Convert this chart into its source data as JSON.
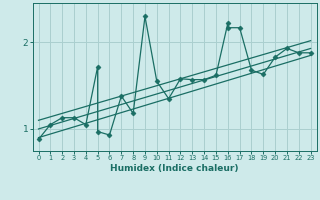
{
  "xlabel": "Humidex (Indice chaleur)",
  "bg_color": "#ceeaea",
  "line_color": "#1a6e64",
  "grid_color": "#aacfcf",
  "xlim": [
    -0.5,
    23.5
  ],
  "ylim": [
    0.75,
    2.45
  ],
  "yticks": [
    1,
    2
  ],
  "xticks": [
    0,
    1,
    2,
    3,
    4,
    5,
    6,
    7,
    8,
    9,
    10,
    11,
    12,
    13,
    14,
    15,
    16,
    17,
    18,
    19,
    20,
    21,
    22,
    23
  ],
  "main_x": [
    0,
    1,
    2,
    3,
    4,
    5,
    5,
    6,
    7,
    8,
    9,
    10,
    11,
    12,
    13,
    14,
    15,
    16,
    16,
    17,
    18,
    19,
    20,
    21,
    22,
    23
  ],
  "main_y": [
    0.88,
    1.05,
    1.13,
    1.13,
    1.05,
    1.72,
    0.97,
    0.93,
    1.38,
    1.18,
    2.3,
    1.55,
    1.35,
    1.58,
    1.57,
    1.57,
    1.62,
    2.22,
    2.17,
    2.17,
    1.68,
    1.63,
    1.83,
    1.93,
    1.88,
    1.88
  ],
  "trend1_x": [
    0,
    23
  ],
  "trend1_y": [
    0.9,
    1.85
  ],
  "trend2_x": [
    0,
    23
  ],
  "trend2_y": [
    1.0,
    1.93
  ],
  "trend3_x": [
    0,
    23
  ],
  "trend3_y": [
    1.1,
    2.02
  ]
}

==

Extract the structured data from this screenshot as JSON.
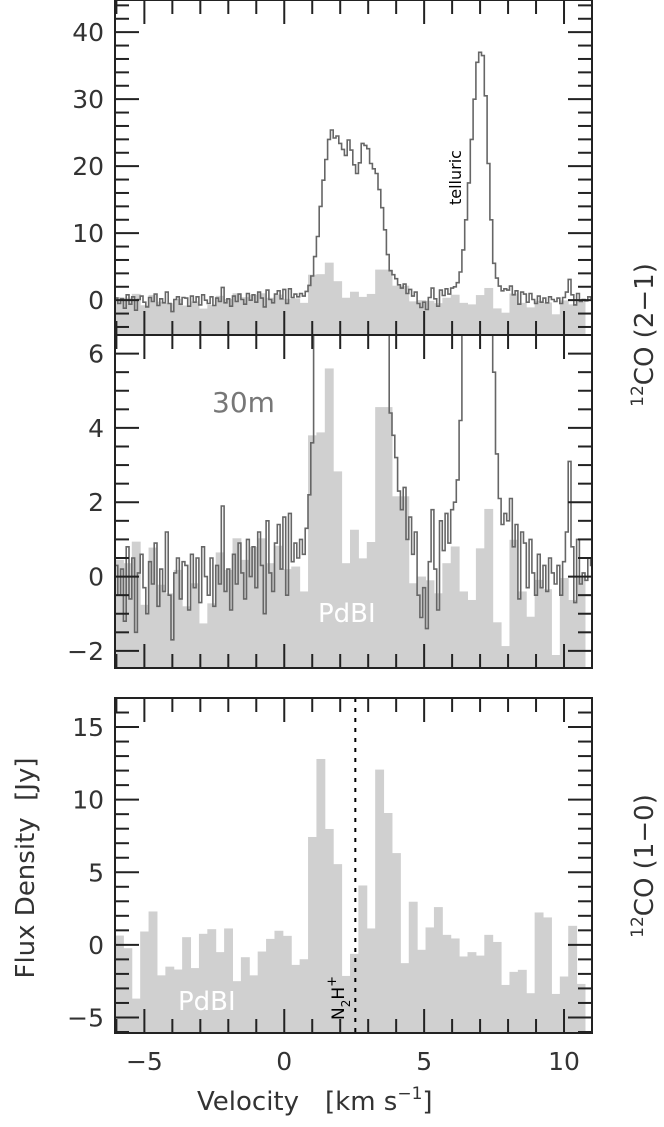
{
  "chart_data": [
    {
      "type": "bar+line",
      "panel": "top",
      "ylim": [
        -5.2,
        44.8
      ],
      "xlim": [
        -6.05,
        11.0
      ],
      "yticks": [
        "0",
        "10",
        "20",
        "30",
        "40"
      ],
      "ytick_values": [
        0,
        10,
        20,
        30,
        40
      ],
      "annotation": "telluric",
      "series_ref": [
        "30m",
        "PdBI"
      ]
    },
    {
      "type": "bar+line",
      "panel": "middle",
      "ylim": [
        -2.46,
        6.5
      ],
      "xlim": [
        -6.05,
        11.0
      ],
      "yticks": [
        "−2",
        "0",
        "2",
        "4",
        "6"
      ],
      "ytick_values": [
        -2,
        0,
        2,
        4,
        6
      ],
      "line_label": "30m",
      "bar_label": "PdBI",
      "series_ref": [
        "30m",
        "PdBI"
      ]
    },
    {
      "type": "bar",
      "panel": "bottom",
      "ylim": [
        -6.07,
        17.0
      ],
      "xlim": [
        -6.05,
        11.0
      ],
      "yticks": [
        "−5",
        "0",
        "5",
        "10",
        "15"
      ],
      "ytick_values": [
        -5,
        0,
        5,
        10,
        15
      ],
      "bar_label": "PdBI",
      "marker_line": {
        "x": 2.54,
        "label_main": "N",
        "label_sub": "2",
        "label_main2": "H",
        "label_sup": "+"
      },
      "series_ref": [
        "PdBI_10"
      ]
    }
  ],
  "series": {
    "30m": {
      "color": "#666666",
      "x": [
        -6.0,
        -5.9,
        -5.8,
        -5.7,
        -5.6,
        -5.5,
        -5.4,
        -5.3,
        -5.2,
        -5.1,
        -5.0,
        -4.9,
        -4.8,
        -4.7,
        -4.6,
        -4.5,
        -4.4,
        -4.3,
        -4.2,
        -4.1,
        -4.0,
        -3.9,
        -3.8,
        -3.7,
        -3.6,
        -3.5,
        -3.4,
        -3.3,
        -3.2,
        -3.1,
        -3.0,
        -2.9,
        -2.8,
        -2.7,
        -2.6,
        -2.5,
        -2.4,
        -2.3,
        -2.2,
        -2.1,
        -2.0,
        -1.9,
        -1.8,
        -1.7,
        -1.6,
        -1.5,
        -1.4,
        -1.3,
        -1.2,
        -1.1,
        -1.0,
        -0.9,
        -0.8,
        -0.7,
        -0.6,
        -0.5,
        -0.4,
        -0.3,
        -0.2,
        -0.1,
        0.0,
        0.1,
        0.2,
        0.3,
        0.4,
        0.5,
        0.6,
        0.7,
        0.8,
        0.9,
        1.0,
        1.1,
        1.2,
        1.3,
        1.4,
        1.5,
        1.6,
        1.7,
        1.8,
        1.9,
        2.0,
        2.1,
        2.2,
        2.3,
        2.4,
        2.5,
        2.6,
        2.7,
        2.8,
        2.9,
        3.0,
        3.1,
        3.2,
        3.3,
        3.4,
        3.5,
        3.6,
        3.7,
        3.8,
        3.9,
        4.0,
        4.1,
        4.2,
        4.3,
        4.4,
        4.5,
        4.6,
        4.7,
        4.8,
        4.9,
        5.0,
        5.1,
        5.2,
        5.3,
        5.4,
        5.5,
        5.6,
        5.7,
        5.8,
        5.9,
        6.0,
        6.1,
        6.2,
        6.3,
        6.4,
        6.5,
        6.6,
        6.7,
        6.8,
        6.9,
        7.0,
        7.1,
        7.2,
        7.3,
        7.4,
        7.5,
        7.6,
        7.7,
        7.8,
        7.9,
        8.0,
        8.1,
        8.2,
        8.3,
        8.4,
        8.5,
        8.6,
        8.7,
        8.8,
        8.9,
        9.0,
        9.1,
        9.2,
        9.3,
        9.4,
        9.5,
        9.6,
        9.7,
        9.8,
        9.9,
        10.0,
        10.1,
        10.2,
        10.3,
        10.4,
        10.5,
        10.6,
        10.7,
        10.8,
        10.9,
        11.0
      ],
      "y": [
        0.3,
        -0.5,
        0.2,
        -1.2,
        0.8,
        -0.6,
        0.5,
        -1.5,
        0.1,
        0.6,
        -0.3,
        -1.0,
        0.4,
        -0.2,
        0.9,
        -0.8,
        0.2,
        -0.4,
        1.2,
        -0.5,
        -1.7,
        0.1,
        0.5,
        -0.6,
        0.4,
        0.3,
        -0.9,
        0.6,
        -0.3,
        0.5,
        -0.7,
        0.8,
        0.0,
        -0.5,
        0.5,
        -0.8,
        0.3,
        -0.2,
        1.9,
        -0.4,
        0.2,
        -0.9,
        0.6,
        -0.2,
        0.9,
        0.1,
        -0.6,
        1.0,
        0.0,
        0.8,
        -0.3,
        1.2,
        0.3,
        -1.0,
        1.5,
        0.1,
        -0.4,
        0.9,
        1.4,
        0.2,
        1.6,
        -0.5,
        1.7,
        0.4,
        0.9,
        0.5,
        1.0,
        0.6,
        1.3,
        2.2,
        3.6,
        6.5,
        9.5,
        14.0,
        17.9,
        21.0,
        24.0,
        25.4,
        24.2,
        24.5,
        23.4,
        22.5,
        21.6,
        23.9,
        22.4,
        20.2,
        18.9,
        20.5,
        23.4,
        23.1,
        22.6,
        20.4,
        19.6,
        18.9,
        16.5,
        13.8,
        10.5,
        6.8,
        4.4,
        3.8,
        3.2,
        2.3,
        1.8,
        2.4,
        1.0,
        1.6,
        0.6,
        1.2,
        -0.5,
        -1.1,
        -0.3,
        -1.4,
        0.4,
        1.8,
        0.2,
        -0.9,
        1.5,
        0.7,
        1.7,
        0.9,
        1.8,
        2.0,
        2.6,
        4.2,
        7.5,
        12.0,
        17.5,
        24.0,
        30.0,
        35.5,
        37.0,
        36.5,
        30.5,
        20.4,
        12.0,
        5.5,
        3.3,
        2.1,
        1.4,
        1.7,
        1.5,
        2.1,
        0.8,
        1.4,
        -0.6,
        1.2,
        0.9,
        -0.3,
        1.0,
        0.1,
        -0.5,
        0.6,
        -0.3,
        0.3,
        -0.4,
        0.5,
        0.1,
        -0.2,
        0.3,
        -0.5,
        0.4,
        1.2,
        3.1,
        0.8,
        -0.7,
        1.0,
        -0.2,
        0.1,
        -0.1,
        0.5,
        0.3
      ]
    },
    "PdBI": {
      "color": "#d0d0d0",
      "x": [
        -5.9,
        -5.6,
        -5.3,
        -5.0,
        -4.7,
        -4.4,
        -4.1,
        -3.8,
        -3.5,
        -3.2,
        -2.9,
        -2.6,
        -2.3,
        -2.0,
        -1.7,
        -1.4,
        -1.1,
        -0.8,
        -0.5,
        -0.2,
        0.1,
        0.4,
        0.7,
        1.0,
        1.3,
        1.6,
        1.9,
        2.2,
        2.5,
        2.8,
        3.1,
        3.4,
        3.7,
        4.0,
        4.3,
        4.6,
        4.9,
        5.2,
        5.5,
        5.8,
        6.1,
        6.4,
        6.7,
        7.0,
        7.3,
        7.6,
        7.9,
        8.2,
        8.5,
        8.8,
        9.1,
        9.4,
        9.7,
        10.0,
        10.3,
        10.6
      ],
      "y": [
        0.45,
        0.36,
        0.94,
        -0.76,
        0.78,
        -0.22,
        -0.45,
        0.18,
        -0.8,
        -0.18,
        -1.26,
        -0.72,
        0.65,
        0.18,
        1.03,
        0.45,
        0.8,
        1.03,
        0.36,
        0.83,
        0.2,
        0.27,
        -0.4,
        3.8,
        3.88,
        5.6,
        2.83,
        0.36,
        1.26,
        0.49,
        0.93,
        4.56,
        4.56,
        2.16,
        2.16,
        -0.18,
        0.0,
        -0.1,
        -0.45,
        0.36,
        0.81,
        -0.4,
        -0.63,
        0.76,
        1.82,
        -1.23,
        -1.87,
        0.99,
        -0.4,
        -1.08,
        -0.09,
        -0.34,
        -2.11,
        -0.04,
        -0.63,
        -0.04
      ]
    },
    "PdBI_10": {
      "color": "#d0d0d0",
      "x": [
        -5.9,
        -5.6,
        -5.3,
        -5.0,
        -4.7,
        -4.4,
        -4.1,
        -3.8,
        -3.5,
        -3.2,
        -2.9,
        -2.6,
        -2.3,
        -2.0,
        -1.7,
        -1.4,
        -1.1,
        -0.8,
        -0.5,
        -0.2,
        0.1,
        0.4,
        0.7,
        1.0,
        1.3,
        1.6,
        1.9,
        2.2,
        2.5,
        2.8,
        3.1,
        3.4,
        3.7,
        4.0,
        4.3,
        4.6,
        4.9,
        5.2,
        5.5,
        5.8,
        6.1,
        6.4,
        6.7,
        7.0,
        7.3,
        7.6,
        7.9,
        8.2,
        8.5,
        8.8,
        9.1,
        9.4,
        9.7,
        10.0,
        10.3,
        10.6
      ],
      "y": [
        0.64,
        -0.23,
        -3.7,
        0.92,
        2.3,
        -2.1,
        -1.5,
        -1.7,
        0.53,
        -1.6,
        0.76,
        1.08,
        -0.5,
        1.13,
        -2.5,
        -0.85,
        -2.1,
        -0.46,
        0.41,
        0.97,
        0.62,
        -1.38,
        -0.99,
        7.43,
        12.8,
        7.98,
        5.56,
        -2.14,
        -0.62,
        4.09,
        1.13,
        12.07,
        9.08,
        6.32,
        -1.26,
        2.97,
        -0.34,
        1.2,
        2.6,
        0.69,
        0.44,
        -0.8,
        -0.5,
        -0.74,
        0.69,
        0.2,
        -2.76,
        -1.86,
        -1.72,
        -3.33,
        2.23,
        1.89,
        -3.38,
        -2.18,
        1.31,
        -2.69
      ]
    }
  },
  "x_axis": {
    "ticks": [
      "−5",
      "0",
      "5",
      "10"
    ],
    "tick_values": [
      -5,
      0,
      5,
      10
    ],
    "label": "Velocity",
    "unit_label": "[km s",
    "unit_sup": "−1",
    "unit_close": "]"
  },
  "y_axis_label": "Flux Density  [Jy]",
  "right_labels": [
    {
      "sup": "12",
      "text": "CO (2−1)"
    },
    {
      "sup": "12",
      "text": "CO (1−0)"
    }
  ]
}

* Work to be completed: Search the data above for the word "panel", then gather each line in which it appears.

* Written solution:
      "panel": "top",
      "panel": "middle",
      "panel": "bottom",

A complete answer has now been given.